## MATERIAL TO PROCESS
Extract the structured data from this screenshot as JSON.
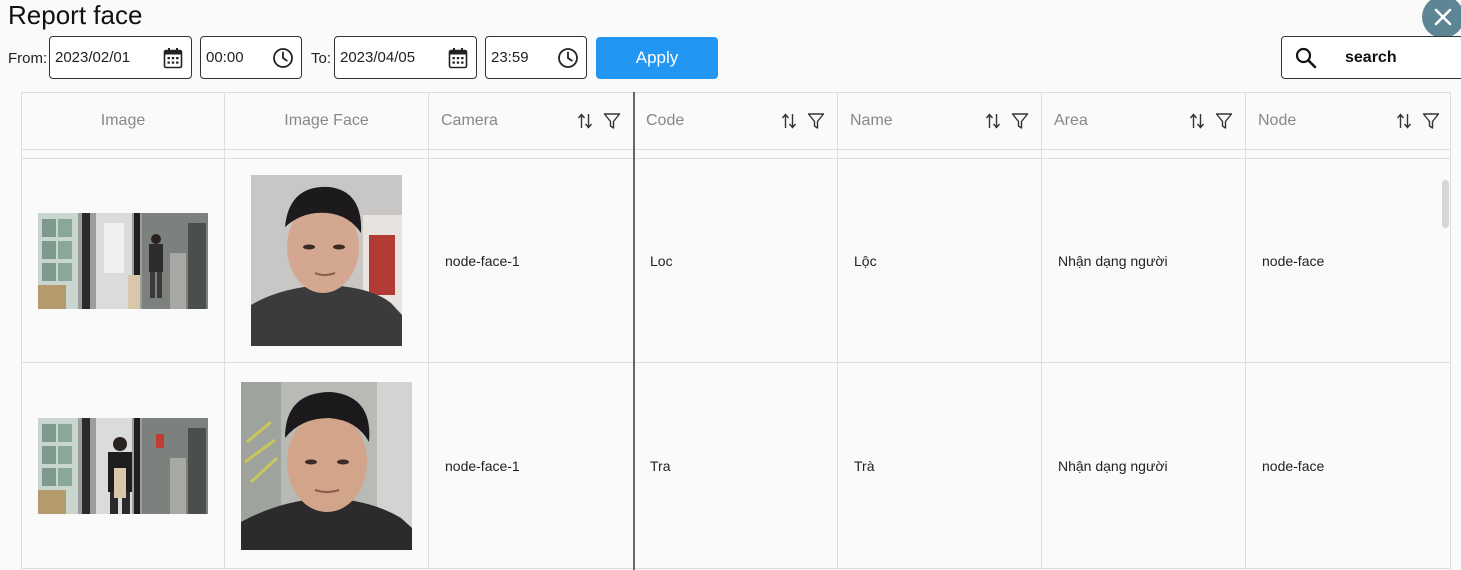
{
  "header": {
    "title": "Report face",
    "close_icon": "close-icon"
  },
  "filters": {
    "from_label": "From:",
    "from_date": "2023/02/01",
    "from_time": "00:00",
    "to_label": "To:",
    "to_date": "2023/04/05",
    "to_time": "23:59",
    "apply_label": "Apply",
    "search_placeholder": "search",
    "accent_color": "#2196f3"
  },
  "table": {
    "columns": [
      "Image",
      "Image Face",
      "Camera",
      "Code",
      "Name",
      "Area",
      "Node"
    ],
    "rows": [
      {
        "camera": "node-face-1",
        "code": "Loc",
        "name": "Lộc",
        "area": "Nhận dạng người",
        "node": "node-face"
      },
      {
        "camera": "node-face-1",
        "code": "Tra",
        "name": "Trà",
        "area": "Nhận dạng người",
        "node": "node-face"
      }
    ]
  }
}
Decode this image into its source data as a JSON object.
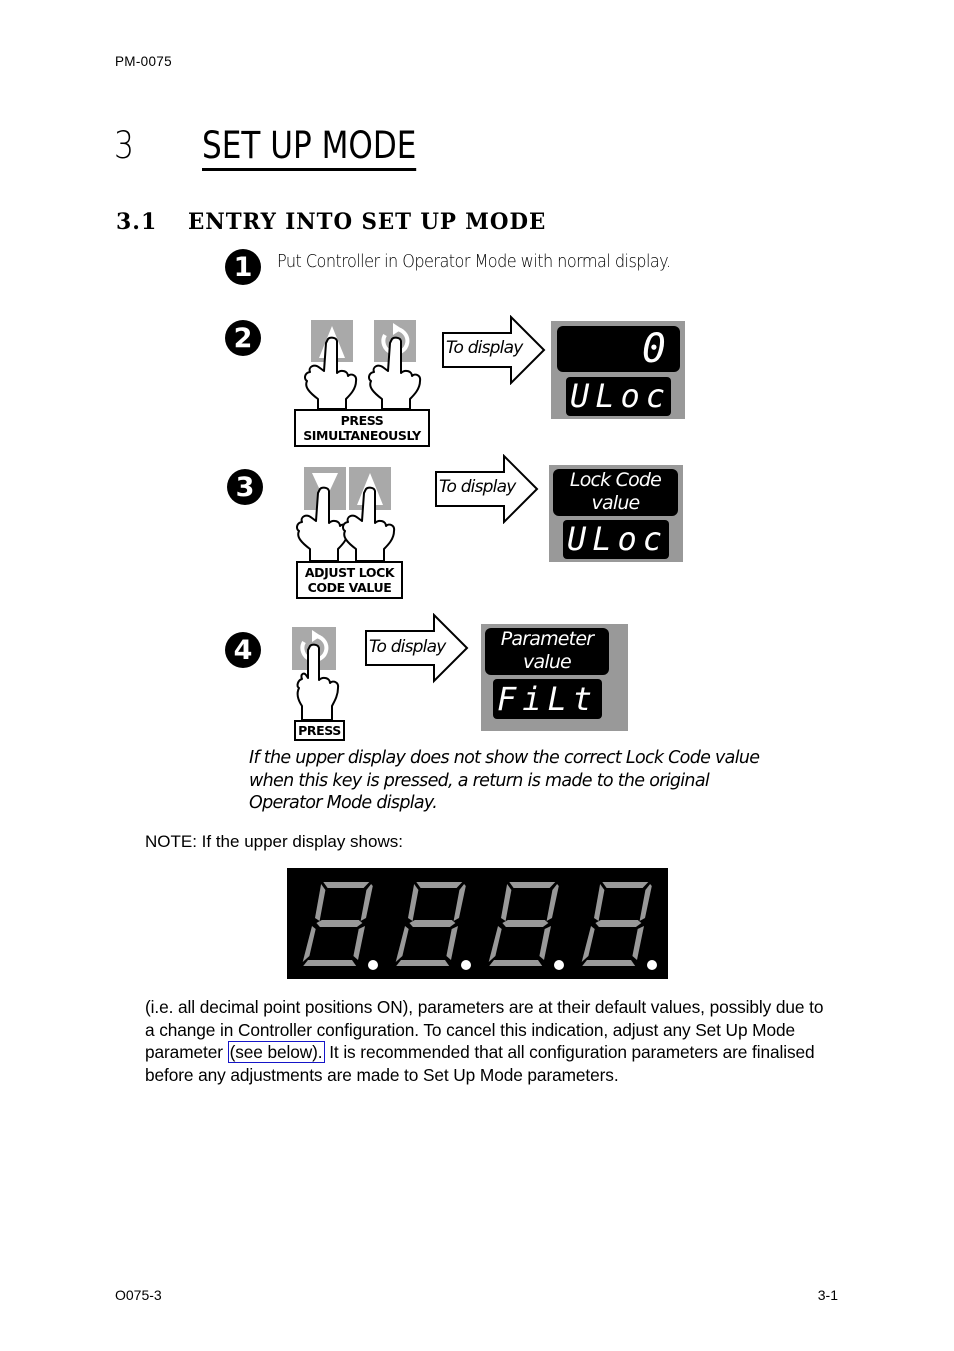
{
  "header": {
    "doc_code": "PM-0075"
  },
  "chapter": {
    "number": "3",
    "title": "SET UP MODE"
  },
  "section": {
    "number": "3.1",
    "title": "ENTRY INTO SET UP MODE"
  },
  "steps": [
    {
      "number": "1",
      "text": "Put Controller in Operator Mode with normal display."
    },
    {
      "number": "2",
      "keys": [
        "up-arrow-key",
        "scroll-key"
      ],
      "label_lines": [
        "PRESS",
        "SIMULTANEOUSLY"
      ],
      "arrow_text": "To display",
      "display_upper": "0",
      "display_lower": "ULoc"
    },
    {
      "number": "3",
      "keys": [
        "down-arrow-key",
        "up-arrow-key"
      ],
      "label_lines": [
        "ADJUST LOCK",
        "CODE VALUE"
      ],
      "arrow_text": "To display",
      "display_upper_lines": [
        "Lock Code",
        "value"
      ],
      "display_lower": "ULoc"
    },
    {
      "number": "4",
      "keys": [
        "scroll-key"
      ],
      "label_lines": [
        "PRESS"
      ],
      "arrow_text": "To display",
      "display_upper_lines": [
        "Parameter",
        "value"
      ],
      "display_lower": "FiLt"
    }
  ],
  "step4_note": "If the upper display does not show the correct Lock Code value when this key is pressed, a return is made to the original Operator Mode display.",
  "note": {
    "intro": "NOTE: If the upper display shows:",
    "display_digits": 4,
    "decimal_points_on": true,
    "segment_color": "#999999",
    "dp_color": "#ffffff",
    "paragraph_before_link": "(i.e. all decimal point positions ON), parameters are at their default values, possibly due to a change in Controller configuration. To cancel this indication, adjust any Set Up Mode parameter ",
    "link_text": "(see below).",
    "paragraph_after_link": " It is recommended that all configuration parameters are finalised before any adjustments are made to Set Up Mode parameters."
  },
  "colors": {
    "key_gray": "#a9a9a9",
    "panel_gray": "#999999",
    "link_border": "#1515c8"
  },
  "footer": {
    "left": "O075-3",
    "right": "3-1"
  }
}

## SHORT EXERCISE
In the material above, show every line where the word "data" turns up.

## COMPLETE RESPONSE
Extract the structured data from this screenshot as JSON.
Decode this image into its source data as a JSON object.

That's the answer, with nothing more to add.